- **节选**:
/---
五.DelayedProcessKiller

继承Thread 类. 此类将在指定的延迟后向目标容器发送信号。

5.1. 属性

    // 容器
    private final Container container;
    // 用户
    private final String user;
    // 进程ID
    private final String pid;
    // 延迟时长  单位: 毫秒
    private final long delay;
    // 信号
    private final Signal signal;
    // 容器的 Executor
    private final ContainerExecutor containerExecutor;

5.2. 构造函数

    public DelayedProcessKiller(Container container, String user, String pid,
        long delayMS, Signal signal, ContainerExecutor containerExecutor) {
      this.container = container;
      this.user = user;
      this.pid = pid;
      this.delay = delayMS;
      this.signal = signal;
      this.containerExecutor = containerExecutor;
      setName("Task killer for " + pid);
      setDaemon(false);
    }

5.3. run 函数

@Override
    public void run() {
      try {
        // 休眠指定时长 : 单位 毫秒
        Thread.sleep(delay);
        
        // 发送信号  
        containerExecutor.signalContainer(new ContainerSignalContext.Builder()
            .setContainer(container)
            .setUser(user)
            .setPid(pid)
            .setSignal(signal)
            .build());
      } catch (InterruptedException e) {
        interrupt();
      } catch (IOException e) {
        String message = "Exception when user " + user + " killing task " + pid
            + " in DelayedProcessKiller: " + StringUtils.stringifyException(e);
        LOG.warn(message);
        // 处理容器状态的变更
        container.handle(new ContainerDiagnosticsUpdateEvent(
            container.getContainerId(), message));
      }
    }

六. 方法集锦

6.1. setConf

赋值conf配置.
加载白名单列表 :

AVA_HOME , HADOOP_COMMON_HOME , HADOOP_HDFS_HOME , HADOOP_CONF_DIR , CLASSPATH_PREPEND_DISTCACHE , HADOOP_YARN_HOME

  @Override
  public void setConf(Configuration conf) {
    this.conf = conf;
    if (conf != null) {
      // Environment variables that containers may override rather than use NodeManager's default
      //
      // 用户可以自定义设置的环境变量, 当用户指定的时候, 不再使用NodeManager环境的默认值.
      // yarn.nodemanager.env-whitelist
      // JAVA_HOME , HADOOP_COMMON_HOME , HADOOP_HDFS_HOME , HADOOP_CONF_DIR ,  CLASSPATH_PREPEND_DISTCACHE , HADOOP_YARN_HOME
      whitelistVars = conf.get(YarnConfiguration.NM_ENV_WHITELIST,
          YarnConfiguration.DEFAULT_NM_ENV_WHITELIST).split(",");
    }
  }

6.2. init

运行执行器初始化步骤。
验证必要的配置和权限是否到位。

6.3. localizeClasspathJar ?

此函数用于按需本地化JAR文件。
在Windows上，ContainerLaunch创建其他JAR的临时特殊JAR清单，以解决类路径长度问题。
在安全集群中，这个JAR必须本地化，以便容器可以访问它。
默认实现返回传递给它的类路径，该类路径应该是在节点管理器的fprivate文件夹中创建的，该文件夹不适用于安全的Windows群。
\---
- **所给资料**:
/---
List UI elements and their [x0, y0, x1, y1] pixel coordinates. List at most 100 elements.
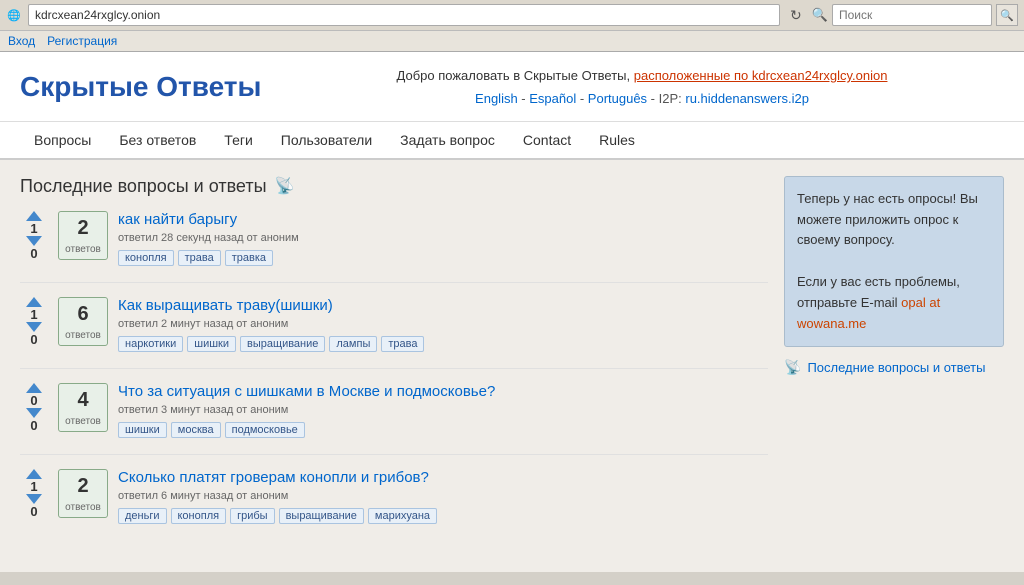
\---
- **待解决问题**:
(1) 请原样抄录节选中从"运行执行器初始化步骤。"到"在安全集群中，这个JAR必须本地化，以便容器可以访问它。"的这一段。
(2) 根据节选回答：
(a) DelayedProcessKiller 继承的是哪个类？
(b) 属性 delay 的单位是什么？
(c) 在安全集群中，这个 JAR 为什么必须本地化？
(3) 判断各说法是否与节选相符，回答"是"或"否"，并原样引用节选中起决定作用的文字：
(a) 构造函数把该线程设为守护线程。
(b) run 函数在发送信号之前会先休眠指定时长。
(c) init 会验证必要的配置和权限是否到位。
只依据节选作答，列表无需参考。

- **各题解答**:
(1)
运行执行器初始化步骤。
验证必要的配置和权限是否到位。

6.3. localizeClasspathJar ?

此函数用于按需本地化JAR文件。
在Windows上，ContainerLaunch创建其他JAR的临时特殊JAR清单，以解决类路径长度问题。
在安全集群中，这个JAR必须本地化，以便容器可以访问它。

(2)
(a) Thread 类。
(b) 毫秒。
(c) 以便容器可以访问它。

(3)
(a) 否。"setDaemon(false);"
(b) 是。"Thread.sleep(delay);"
(c) 是。"验证必要的配置和权限是否到位。"